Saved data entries
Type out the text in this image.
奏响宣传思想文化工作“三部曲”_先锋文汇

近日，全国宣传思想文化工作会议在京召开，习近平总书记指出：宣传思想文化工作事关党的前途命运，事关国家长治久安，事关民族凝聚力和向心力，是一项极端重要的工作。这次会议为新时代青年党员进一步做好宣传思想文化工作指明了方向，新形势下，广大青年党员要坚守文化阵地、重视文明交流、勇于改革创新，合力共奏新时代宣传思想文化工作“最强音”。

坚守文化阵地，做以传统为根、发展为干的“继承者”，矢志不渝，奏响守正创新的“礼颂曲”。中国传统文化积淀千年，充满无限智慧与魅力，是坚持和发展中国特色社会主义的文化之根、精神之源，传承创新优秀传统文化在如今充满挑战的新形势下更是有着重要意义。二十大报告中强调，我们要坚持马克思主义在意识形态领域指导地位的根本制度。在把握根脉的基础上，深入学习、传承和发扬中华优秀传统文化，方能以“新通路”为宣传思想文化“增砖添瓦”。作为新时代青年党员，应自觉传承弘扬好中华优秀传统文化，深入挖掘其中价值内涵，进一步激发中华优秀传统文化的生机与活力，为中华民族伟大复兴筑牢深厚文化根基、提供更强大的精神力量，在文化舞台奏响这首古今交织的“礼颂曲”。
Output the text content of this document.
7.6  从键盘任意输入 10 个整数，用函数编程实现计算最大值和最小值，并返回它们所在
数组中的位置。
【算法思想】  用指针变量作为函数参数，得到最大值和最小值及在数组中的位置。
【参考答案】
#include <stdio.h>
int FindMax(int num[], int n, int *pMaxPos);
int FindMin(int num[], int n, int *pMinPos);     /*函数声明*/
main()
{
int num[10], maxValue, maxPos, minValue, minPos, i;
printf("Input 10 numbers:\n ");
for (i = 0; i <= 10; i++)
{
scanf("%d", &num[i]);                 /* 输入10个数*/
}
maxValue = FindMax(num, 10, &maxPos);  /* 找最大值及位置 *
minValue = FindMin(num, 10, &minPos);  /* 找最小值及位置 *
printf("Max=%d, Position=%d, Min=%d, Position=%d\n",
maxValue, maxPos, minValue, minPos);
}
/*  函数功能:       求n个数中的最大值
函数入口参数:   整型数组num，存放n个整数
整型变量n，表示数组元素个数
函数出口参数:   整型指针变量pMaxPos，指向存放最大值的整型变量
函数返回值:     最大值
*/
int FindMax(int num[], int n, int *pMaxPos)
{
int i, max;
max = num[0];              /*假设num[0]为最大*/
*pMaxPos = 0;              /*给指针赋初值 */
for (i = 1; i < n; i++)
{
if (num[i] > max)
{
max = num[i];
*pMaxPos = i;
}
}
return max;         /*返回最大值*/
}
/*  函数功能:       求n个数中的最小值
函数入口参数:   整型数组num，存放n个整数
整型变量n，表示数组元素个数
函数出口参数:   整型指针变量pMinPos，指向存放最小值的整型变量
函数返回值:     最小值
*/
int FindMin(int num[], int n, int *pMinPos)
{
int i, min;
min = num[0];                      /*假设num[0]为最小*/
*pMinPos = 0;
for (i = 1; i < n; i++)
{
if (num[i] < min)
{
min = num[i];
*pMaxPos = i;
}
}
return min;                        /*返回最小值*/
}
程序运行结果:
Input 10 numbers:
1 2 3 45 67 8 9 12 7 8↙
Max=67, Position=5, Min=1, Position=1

Given problem
Pick out all lines from the data above in which the word "函数出口参数" appears.

Output of the task
函数出口参数:   整型指针变量pMaxPos，指向存放最大值的整型变量
函数出口参数:   整型指针变量pMinPos，指向存放最小值的整型变量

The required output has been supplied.